= What this task involves =
Look through the material below. Copy every line with the string "حاضر" in it.

= Data for the task =
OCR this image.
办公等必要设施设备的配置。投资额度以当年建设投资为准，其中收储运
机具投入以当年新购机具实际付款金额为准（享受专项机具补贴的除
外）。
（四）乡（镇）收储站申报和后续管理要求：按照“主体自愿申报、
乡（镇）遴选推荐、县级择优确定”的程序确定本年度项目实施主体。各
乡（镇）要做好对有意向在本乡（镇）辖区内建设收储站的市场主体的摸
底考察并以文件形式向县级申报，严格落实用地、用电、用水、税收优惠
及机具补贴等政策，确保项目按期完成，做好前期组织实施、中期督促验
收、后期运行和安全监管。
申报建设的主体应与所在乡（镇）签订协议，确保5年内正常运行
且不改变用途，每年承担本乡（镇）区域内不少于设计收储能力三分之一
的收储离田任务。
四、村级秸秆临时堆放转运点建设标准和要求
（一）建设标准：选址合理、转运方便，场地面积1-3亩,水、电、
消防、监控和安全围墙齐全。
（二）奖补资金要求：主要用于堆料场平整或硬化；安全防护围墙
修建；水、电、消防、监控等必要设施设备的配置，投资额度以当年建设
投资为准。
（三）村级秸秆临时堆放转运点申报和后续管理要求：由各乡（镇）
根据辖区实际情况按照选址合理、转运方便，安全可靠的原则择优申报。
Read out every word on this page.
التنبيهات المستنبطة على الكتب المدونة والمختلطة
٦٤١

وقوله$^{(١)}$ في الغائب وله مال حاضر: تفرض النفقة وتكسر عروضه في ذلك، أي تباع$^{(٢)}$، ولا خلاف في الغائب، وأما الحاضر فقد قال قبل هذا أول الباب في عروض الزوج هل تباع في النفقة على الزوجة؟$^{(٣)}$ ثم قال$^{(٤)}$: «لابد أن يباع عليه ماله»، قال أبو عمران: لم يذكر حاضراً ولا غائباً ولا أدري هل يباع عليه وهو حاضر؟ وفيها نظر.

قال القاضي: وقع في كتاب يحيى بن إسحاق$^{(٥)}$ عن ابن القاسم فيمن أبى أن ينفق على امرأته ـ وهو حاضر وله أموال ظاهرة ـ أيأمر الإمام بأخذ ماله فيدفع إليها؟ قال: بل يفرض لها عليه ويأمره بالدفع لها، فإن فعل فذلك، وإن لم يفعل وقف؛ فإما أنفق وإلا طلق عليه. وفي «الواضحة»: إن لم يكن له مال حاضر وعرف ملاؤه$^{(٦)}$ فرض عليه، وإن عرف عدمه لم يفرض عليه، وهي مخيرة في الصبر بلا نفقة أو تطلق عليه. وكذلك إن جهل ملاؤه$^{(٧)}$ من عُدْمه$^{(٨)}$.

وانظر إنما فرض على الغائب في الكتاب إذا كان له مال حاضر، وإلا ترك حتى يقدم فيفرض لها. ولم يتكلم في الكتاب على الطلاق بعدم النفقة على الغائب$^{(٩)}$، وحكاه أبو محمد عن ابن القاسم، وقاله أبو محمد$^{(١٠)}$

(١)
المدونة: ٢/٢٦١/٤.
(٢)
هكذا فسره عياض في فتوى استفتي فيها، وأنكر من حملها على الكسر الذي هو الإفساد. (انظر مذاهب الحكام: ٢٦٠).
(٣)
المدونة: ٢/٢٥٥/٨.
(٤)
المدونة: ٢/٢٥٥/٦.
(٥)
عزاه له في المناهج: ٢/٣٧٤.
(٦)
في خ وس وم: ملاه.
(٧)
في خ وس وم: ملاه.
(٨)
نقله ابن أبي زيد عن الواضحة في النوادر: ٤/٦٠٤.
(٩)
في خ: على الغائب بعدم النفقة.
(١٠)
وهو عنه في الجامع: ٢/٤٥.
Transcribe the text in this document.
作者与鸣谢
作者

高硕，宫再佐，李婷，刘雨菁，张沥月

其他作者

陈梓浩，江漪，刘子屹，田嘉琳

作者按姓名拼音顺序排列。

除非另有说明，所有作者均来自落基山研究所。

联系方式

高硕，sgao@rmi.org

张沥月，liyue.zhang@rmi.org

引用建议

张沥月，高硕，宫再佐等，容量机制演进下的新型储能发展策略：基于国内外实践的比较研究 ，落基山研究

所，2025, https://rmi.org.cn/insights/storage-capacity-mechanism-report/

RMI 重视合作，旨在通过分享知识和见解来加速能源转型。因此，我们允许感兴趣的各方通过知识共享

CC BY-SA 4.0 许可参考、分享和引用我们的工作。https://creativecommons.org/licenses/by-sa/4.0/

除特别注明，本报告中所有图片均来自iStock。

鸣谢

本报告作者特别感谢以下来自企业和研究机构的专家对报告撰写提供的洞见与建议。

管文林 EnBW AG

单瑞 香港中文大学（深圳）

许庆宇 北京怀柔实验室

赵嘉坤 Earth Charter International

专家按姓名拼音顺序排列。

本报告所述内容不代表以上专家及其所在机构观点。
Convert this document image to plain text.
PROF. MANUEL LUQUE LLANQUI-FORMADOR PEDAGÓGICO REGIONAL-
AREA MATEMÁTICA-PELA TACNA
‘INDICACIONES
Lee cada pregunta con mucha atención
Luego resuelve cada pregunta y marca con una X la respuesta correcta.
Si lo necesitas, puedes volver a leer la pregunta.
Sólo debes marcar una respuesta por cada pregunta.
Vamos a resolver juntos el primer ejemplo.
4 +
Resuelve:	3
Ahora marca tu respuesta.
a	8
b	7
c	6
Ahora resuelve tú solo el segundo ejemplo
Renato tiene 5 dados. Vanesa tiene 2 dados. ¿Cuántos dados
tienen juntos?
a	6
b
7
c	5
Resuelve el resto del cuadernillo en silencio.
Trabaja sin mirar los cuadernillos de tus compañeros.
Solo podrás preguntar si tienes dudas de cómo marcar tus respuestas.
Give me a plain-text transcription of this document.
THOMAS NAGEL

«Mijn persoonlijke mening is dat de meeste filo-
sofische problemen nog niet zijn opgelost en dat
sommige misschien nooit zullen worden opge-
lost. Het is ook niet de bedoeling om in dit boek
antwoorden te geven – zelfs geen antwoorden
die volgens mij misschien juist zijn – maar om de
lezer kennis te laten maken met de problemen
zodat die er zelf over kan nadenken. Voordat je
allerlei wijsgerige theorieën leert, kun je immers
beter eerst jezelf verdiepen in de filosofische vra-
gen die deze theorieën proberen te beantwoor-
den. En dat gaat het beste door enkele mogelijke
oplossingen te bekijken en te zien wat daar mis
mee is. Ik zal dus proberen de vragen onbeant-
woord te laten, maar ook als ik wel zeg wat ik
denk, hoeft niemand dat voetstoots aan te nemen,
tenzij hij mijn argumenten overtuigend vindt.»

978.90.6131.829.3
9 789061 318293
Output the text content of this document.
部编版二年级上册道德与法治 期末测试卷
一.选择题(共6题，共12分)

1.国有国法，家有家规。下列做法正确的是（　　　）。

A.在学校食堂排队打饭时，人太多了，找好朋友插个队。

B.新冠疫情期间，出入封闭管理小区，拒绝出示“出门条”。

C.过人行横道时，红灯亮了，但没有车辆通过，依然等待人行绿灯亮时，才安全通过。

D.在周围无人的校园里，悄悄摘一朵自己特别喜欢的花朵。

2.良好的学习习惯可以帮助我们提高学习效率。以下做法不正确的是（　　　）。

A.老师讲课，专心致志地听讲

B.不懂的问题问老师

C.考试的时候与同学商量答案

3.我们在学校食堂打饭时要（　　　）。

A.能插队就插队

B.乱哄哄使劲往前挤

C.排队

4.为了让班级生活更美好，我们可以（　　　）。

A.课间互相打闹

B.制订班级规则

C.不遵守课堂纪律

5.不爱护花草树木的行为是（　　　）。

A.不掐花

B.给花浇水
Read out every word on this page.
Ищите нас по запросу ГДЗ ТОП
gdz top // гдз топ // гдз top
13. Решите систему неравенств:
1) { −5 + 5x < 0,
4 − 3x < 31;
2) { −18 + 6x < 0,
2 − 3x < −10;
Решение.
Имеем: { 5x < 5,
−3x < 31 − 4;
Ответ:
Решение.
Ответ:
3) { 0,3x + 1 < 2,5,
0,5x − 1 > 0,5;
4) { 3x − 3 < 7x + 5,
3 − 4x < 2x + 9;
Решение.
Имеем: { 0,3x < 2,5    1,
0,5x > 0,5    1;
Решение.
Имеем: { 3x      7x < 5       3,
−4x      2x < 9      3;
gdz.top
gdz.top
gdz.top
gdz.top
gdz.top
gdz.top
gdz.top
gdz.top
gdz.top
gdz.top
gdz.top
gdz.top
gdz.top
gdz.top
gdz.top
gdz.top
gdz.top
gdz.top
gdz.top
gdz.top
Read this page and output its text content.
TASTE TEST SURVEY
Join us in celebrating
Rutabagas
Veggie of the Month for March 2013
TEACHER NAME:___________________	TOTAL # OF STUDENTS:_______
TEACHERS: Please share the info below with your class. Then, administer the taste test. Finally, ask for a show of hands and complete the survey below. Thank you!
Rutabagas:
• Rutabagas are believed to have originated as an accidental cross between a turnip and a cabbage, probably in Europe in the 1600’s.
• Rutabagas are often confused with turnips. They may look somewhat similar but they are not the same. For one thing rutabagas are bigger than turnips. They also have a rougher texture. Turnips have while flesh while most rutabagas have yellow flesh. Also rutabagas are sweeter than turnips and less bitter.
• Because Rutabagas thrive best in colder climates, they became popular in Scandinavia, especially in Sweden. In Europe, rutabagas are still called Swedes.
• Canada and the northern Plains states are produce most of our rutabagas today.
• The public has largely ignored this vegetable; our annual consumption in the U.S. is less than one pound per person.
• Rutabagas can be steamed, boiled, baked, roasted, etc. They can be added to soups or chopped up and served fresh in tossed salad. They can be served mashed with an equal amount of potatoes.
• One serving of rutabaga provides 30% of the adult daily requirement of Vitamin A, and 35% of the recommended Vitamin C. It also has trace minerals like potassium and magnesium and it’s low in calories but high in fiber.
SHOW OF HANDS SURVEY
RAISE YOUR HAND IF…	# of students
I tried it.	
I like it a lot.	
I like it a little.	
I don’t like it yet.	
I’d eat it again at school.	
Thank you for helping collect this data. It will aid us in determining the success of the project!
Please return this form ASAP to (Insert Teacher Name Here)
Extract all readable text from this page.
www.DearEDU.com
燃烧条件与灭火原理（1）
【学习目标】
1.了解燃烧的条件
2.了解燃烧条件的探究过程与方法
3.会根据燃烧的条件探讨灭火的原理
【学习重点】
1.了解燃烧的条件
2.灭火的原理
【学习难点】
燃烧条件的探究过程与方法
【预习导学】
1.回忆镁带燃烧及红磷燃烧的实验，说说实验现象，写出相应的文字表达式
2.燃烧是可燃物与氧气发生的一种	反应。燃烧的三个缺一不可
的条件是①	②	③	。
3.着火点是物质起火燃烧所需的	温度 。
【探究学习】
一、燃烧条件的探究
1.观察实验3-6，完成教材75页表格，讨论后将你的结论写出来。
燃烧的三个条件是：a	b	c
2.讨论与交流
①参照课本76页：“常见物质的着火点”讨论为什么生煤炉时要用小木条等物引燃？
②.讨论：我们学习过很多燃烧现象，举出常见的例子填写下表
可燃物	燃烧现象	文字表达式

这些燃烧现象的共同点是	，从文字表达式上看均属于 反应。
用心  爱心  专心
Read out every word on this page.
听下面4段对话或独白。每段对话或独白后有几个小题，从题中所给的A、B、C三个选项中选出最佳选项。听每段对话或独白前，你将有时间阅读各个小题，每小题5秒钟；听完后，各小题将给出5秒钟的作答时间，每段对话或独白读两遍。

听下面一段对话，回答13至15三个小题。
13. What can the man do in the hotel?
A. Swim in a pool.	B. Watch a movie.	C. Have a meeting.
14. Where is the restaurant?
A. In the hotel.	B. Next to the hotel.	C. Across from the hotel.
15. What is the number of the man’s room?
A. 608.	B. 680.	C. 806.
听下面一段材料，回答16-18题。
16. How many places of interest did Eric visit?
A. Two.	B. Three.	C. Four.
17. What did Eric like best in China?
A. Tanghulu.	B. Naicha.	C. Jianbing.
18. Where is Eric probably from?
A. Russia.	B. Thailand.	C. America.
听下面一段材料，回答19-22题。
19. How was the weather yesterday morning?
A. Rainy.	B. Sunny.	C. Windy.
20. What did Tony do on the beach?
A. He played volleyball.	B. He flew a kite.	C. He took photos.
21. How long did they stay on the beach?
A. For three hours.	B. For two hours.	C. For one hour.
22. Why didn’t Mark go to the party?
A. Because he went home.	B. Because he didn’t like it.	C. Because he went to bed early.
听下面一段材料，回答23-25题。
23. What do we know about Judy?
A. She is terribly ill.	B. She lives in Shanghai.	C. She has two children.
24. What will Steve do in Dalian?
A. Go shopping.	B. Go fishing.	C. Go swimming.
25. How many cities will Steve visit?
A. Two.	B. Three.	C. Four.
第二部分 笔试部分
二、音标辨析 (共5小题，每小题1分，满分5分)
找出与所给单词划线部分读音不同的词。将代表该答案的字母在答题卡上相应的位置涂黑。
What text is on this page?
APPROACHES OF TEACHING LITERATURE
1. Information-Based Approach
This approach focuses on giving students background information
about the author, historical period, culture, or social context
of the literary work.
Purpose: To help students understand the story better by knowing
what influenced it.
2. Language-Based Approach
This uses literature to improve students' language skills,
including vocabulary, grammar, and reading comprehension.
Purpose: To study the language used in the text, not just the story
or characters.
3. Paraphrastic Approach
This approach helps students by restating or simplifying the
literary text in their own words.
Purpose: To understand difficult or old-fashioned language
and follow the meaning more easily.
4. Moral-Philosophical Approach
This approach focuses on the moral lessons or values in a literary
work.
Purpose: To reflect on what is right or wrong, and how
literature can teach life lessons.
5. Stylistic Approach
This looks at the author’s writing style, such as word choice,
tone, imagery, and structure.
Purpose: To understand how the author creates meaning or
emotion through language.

= Result of the exercise =
وقوله$^{(١)}$ في الغائب وله مال حاضر: تفرض النفقة وتكسر عروضه في ذلك، أي تباع$^{(٢)}$، ولا خلاف في الغائب، وأما الحاضر فقد قال قبل هذا أول الباب في عروض الزوج هل تباع في النفقة على الزوجة؟$^{(٣)}$ ثم قال$^{(٤)}$: «لابد أن يباع عليه ماله»، قال أبو عمران: لم يذكر حاضراً ولا غائباً ولا أدري هل يباع عليه وهو حاضر؟ وفيها نظر.
قال القاضي: وقع في كتاب يحيى بن إسحاق$^{(٥)}$ عن ابن القاسم فيمن أبى أن ينفق على امرأته ـ وهو حاضر وله أموال ظاهرة ـ أيأمر الإمام بأخذ ماله فيدفع إليها؟ قال: بل يفرض لها عليه ويأمره بالدفع لها، فإن فعل فذلك، وإن لم يفعل وقف؛ فإما أنفق وإلا طلق عليه. وفي «الواضحة»: إن لم يكن له مال حاضر وعرف ملاؤه$^{(٦)}$ فرض عليه، وإن عرف عدمه لم يفرض عليه، وهي مخيرة في الصبر بلا نفقة أو تطلق عليه. وكذلك إن جهل ملاؤه$^{(٧)}$ من عُدْمه$^{(٨)}$.
وانظر إنما فرض على الغائب في الكتاب إذا كان له مال حاضر، وإلا ترك حتى يقدم فيفرض لها. ولم يتكلم في الكتاب على الطلاق بعدم النفقة على الغائب$^{(٩)}$، وحكاه أبو محمد عن ابن القاسم، وقاله أبو محمد$^{(١٠)}$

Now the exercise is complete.